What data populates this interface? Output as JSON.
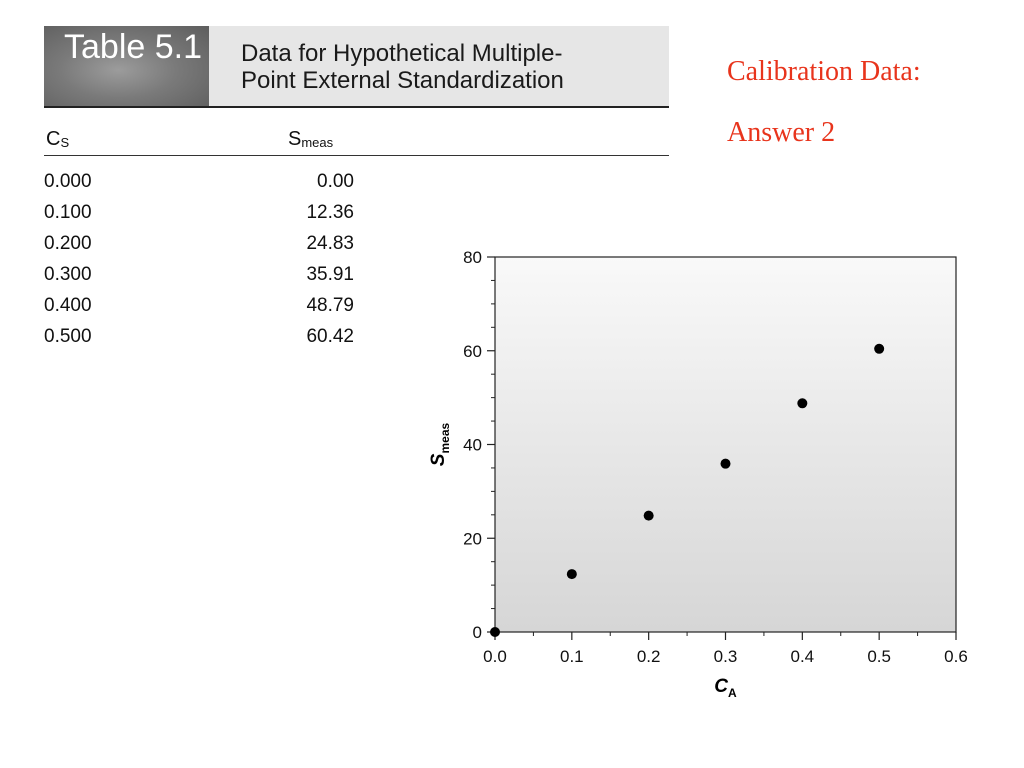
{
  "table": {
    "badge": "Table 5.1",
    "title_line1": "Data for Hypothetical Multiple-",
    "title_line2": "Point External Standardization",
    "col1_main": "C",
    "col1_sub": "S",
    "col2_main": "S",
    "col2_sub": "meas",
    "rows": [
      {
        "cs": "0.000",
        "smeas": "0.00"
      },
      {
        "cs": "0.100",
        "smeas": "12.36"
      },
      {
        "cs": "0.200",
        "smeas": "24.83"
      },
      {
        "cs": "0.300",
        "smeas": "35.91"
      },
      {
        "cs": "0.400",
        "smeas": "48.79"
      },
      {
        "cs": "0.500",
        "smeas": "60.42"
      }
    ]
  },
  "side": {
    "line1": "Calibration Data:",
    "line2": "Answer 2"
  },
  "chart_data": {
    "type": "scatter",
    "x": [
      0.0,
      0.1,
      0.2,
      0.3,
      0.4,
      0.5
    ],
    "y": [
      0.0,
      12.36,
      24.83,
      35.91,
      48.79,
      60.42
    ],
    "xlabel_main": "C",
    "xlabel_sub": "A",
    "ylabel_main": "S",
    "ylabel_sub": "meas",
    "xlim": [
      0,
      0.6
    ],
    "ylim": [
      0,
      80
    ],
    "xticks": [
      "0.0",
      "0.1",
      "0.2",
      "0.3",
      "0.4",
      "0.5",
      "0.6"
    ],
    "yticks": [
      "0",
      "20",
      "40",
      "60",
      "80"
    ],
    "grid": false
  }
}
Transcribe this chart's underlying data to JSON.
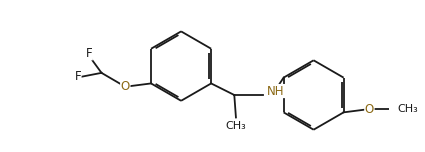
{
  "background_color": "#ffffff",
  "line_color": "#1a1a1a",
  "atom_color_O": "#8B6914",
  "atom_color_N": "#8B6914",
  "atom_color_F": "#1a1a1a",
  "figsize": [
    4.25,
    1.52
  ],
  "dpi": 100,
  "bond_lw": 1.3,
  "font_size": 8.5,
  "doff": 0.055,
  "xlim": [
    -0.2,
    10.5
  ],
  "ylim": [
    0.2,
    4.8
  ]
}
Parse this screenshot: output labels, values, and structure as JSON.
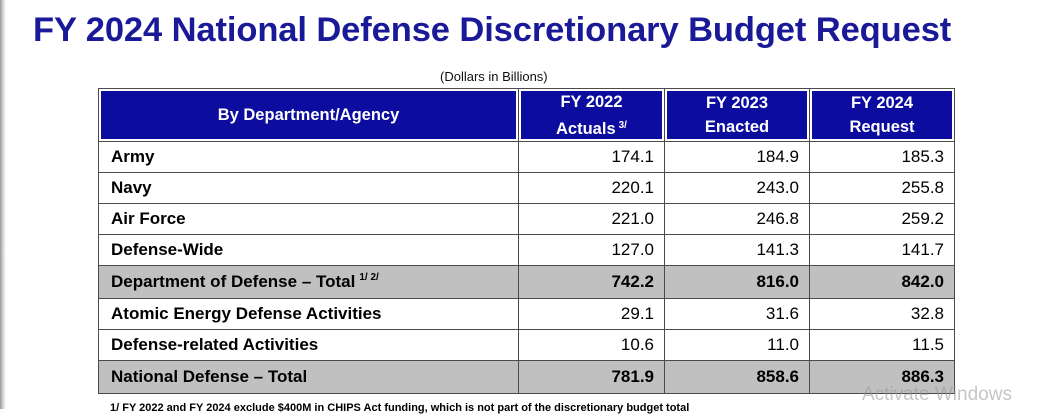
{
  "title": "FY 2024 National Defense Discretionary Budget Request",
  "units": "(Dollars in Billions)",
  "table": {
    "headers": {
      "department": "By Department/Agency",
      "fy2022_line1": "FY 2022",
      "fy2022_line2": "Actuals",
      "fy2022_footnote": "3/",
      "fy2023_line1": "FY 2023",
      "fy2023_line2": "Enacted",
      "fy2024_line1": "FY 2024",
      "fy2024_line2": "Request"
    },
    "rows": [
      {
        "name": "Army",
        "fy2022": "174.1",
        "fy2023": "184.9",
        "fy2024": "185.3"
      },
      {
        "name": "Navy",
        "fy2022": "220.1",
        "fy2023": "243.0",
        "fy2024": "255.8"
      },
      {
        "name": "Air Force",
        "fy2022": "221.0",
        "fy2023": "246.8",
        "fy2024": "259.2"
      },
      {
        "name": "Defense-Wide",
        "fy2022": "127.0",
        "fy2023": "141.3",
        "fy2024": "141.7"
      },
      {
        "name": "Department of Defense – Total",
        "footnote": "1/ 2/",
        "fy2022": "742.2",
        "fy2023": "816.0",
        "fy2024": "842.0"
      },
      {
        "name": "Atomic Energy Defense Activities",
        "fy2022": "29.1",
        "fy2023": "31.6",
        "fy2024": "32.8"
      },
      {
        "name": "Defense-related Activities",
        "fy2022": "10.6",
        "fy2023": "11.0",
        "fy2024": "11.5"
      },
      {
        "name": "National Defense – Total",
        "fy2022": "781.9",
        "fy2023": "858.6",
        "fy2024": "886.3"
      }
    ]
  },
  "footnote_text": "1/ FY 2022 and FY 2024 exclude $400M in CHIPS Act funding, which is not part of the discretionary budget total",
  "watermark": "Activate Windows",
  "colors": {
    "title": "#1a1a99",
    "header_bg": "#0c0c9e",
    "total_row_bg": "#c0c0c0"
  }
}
========
Goal of the exercise: Every record above must be given again exactly; drop the pictures.

Exercise solution:
What data populates this interface? Output as JSON.
{
  "table": {
    "badge": "Table 5.1",
    "title_line1": "Data for Hypothetical Multiple-",
    "title_line2": "Point External Standardization",
    "col1_main": "C",
    "col1_sub": "S",
    "col2_main": "S",
    "col2_sub": "meas",
    "rows": [
      {
        "cs": "0.000",
        "smeas": "0.00"
      },
      {
        "cs": "0.100",
        "smeas": "12.36"
      },
      {
        "cs": "0.200",
        "smeas": "24.83"
      },
      {
        "cs": "0.300",
        "smeas": "35.91"
      },
      {
        "cs": "0.400",
        "smeas": "48.79"
      },
      {
        "cs": "0.500",
        "smeas": "60.42"
      }
    ]
  },
  "side": {
    "line1": "Calibration Data:",
    "line2": "Answer 2"
  },
  "chart_data": {
    "type": "scatter",
    "x": [
      0.0,
      0.1,
      0.2,
      0.3,
      0.4,
      0.5
    ],
    "y": [
      0.0,
      12.36,
      24.83,
      35.91,
      48.79,
      60.42
    ],
    "xlabel_main": "C",
    "xlabel_sub": "A",
    "ylabel_main": "S",
    "ylabel_sub": "meas",
    "xlim": [
      0,
      0.6
    ],
    "ylim": [
      0,
      80
    ],
    "xticks": [
      "0.0",
      "0.1",
      "0.2",
      "0.3",
      "0.4",
      "0.5",
      "0.6"
    ],
    "yticks": [
      "0",
      "20",
      "40",
      "60",
      "80"
    ],
    "grid": false
  }
}
Transcribe this chart's underlying data to JSON.
{
  "background_color": "#ffffff",
  "line_color": "#1a1a1a",
  "atom_color_O": "#8B6914",
  "atom_color_N": "#8B6914",
  "atom_color_F": "#1a1a1a",
  "figsize": [
    4.25,
    1.52
  ],
  "dpi": 100,
  "bond_lw": 1.3,
  "font_size": 8.5,
  "doff": 0.055,
  "xlim": [
    -0.2,
    10.5
  ],
  "ylim": [
    0.2,
    4.8
  ]
}
Parse this screenshot: output labels, values, and structure as JSON.
{
  "title": "FY 2024 National Defense Discretionary Budget Request",
  "units": "(Dollars in Billions)",
  "table": {
    "headers": {
      "department": "By Department/Agency",
      "fy2022_line1": "FY 2022",
      "fy2022_line2": "Actuals",
      "fy2022_footnote": "3/",
      "fy2023_line1": "FY 2023",
      "fy2023_line2": "Enacted",
      "fy2024_line1": "FY 2024",
      "fy2024_line2": "Request"
    },
    "rows": [
      {
        "name": "Army",
        "fy2022": "174.1",
        "fy2023": "184.9",
        "fy2024": "185.3"
      },
      {
        "name": "Navy",
        "fy2022": "220.1",
        "fy2023": "243.0",
        "fy2024": "255.8"
      },
      {
        "name": "Air Force",
        "fy2022": "221.0",
        "fy2023": "246.8",
        "fy2024": "259.2"
      },
      {
        "name": "Defense-Wide",
        "fy2022": "127.0",
        "fy2023": "141.3",
        "fy2024": "141.7"
      },
      {
        "name": "Department of Defense – Total",
        "footnote": "1/ 2/",
        "fy2022": "742.2",
        "fy2023": "816.0",
        "fy2024": "842.0"
      },
      {
        "name": "Atomic Energy Defense Activities",
        "fy2022": "29.1",
        "fy2023": "31.6",
        "fy2024": "32.8"
      },
      {
        "name": "Defense-related Activities",
        "fy2022": "10.6",
        "fy2023": "11.0",
        "fy2024": "11.5"
      },
      {
        "name": "National Defense – Total",
        "fy2022": "781.9",
        "fy2023": "858.6",
        "fy2024": "886.3"
      }
    ]
  },
  "footnote_text": "1/ FY 2022 and FY 2024 exclude $400M in CHIPS Act funding, which is not part of the discretionary budget total",
  "watermark": "Activate Windows",
  "colors": {
    "title": "#1a1a99",
    "header_bg": "#0c0c9e",
    "total_row_bg": "#c0c0c0"
  }
}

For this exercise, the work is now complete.